-- Begin INPUT ROWS --

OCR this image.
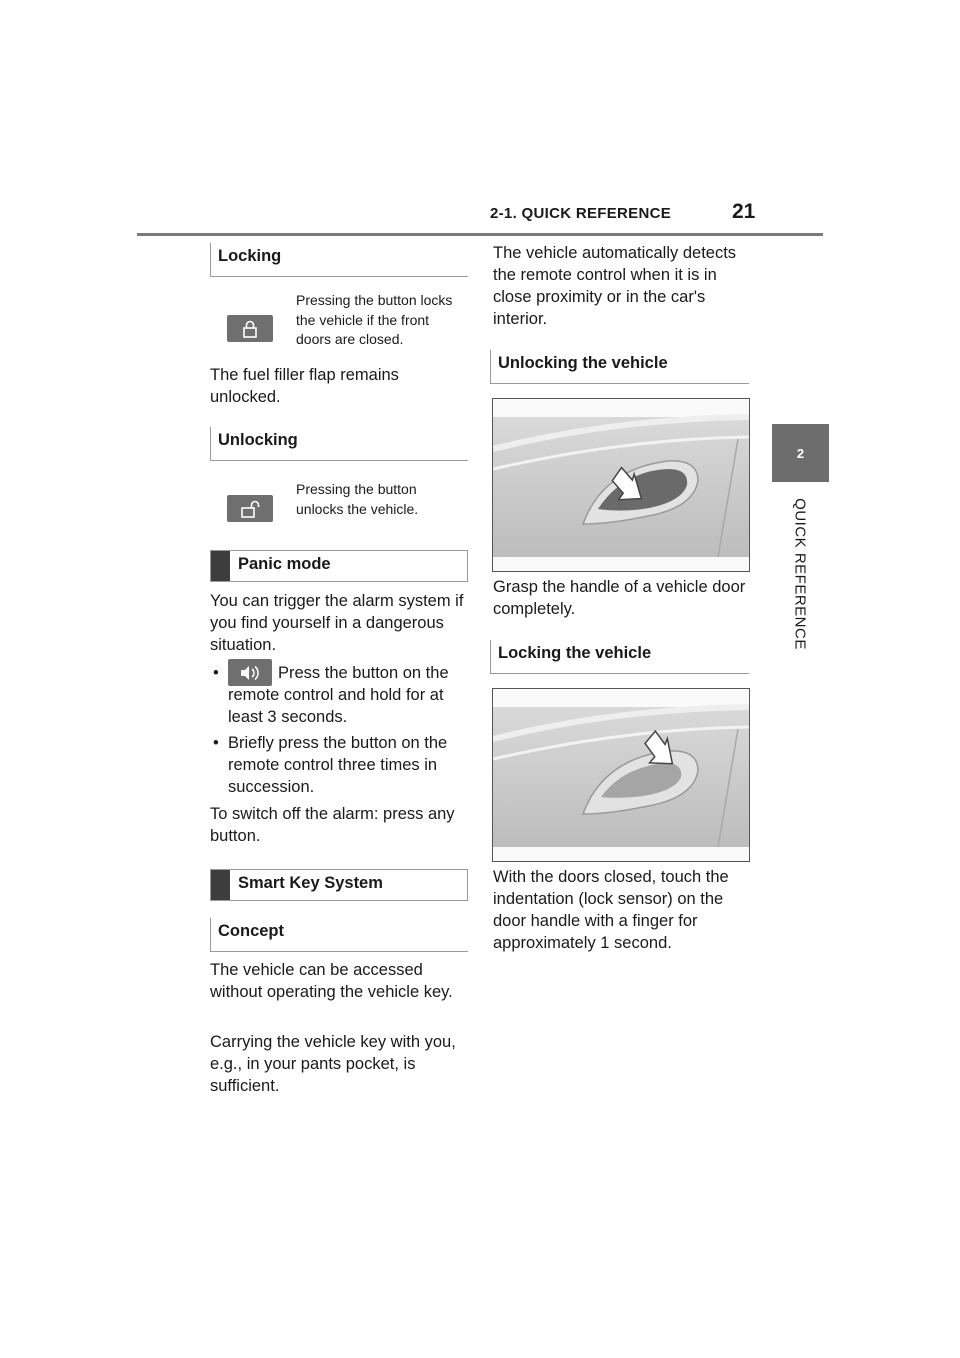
2-1. QUICK REFERENCE	21
2
QUICK REFERENCE
Locking
Pressing the button locks the vehicle if the front doors are closed.
The fuel filler flap remains unlocked.
Unlocking
Pressing the button unlocks the vehicle.
Panic mode
You can trigger the alarm system if you find yourself in a dangerous situation.
•	Press the button on the remote control and hold for at least 3 seconds.
• Briefly press the button on the remote control three times in succession.
To switch off the alarm: press any button.
Smart Key System
Concept
The vehicle can be accessed without operating the vehicle key.
Carrying the vehicle key with you, e.g., in your pants pocket, is sufficient.
The vehicle automatically detects the remote control when it is in close proximity or in the car's interior.
Unlocking the vehicle
Grasp the handle of a vehicle door completely.
Locking the vehicle
With the doors closed, touch the indentation (lock sensor) on the door handle with a finger for approximately 1 second.
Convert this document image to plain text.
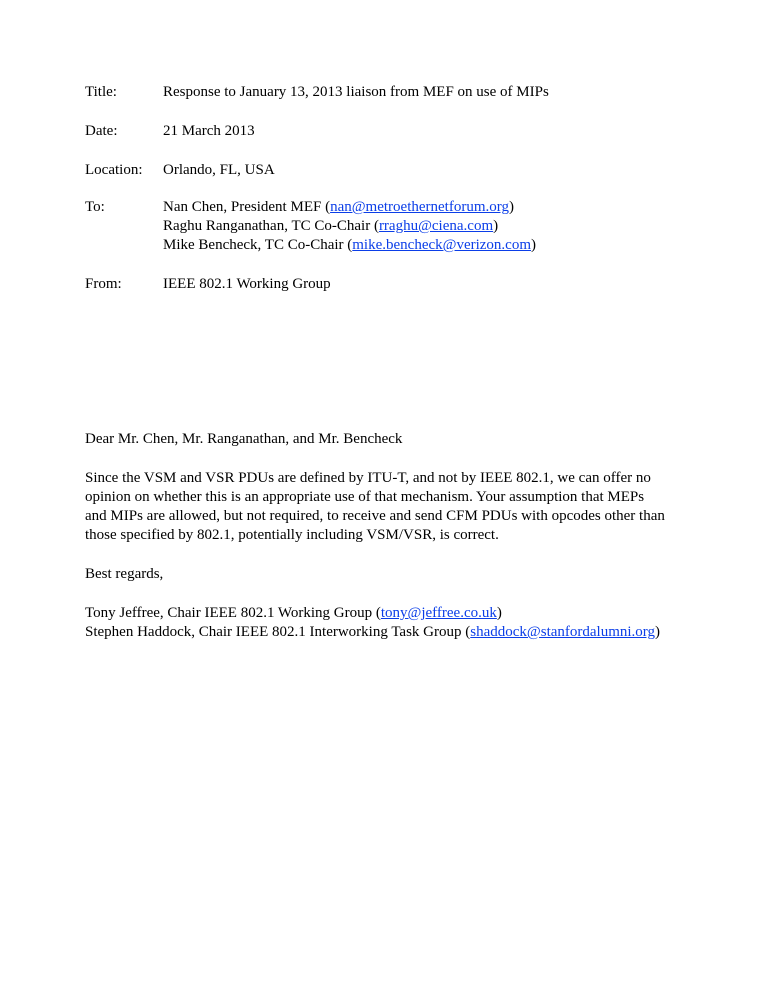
Title:	Response to January 13, 2013 liaison from MEF on use of MIPs
Date:	21 March 2013
Location: Orlando, FL, USA
To:	Nan Chen, President MEF (nan@metroethernetforum.org)
Raghu Ranganathan, TC Co-Chair (rraghu@ciena.com)
Mike Bencheck, TC Co-Chair (mike.bencheck@verizon.com)
From:	IEEE 802.1 Working Group
Dear Mr. Chen, Mr. Ranganathan, and Mr. Bencheck
Since the VSM and VSR PDUs are defined by ITU-T, and not by IEEE 802.1, we can offer no
opinion on whether this is an appropriate use of that mechanism. Your assumption that MEPs
and MIPs are allowed, but not required, to receive and send CFM PDUs with opcodes other than
those specified by 802.1, potentially including VSM/VSR, is correct.
Best regards,
Tony Jeffree, Chair IEEE 802.1 Working Group (tony@jeffree.co.uk)
Stephen Haddock, Chair IEEE 802.1 Interworking Task Group (shaddock@stanfordalumni.org)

-- End INPUT ROWS --

• REQUIRED WORK:
Extract every line of the data exactly; pictures stay out.

• CORRECT RESULT:
OCR this image.
2-1. QUICK REFERENCE	21
2
QUICK REFERENCE
Locking
Pressing the button locks the vehicle if the front doors are closed.
The fuel filler flap remains unlocked.
Unlocking
Pressing the button unlocks the vehicle.
Panic mode
You can trigger the alarm system if you find yourself in a dangerous situation.
•	Press the button on the remote control and hold for at least 3 seconds.
• Briefly press the button on the remote control three times in succession.
To switch off the alarm: press any button.
Smart Key System
Concept
The vehicle can be accessed without operating the vehicle key.
Carrying the vehicle key with you, e.g., in your pants pocket, is sufficient.
The vehicle automatically detects the remote control when it is in close proximity or in the car's interior.
Unlocking the vehicle
Grasp the handle of a vehicle door completely.
Locking the vehicle
With the doors closed, touch the indentation (lock sensor) on the door handle with a finger for approximately 1 second.
Convert this document image to plain text.
Title:	Response to January 13, 2013 liaison from MEF on use of MIPs
Date:	21 March 2013
Location: Orlando, FL, USA
To:	Nan Chen, President MEF (nan@metroethernetforum.org)
Raghu Ranganathan, TC Co-Chair (rraghu@ciena.com)
Mike Bencheck, TC Co-Chair (mike.bencheck@verizon.com)
From:	IEEE 802.1 Working Group
Dear Mr. Chen, Mr. Ranganathan, and Mr. Bencheck
Since the VSM and VSR PDUs are defined by ITU-T, and not by IEEE 802.1, we can offer no
opinion on whether this is an appropriate use of that mechanism. Your assumption that MEPs
and MIPs are allowed, but not required, to receive and send CFM PDUs with opcodes other than
those specified by 802.1, potentially including VSM/VSR, is correct.
Best regards,
Tony Jeffree, Chair IEEE 802.1 Working Group (tony@jeffree.co.uk)
Stephen Haddock, Chair IEEE 802.1 Interworking Task Group (shaddock@stanfordalumni.org)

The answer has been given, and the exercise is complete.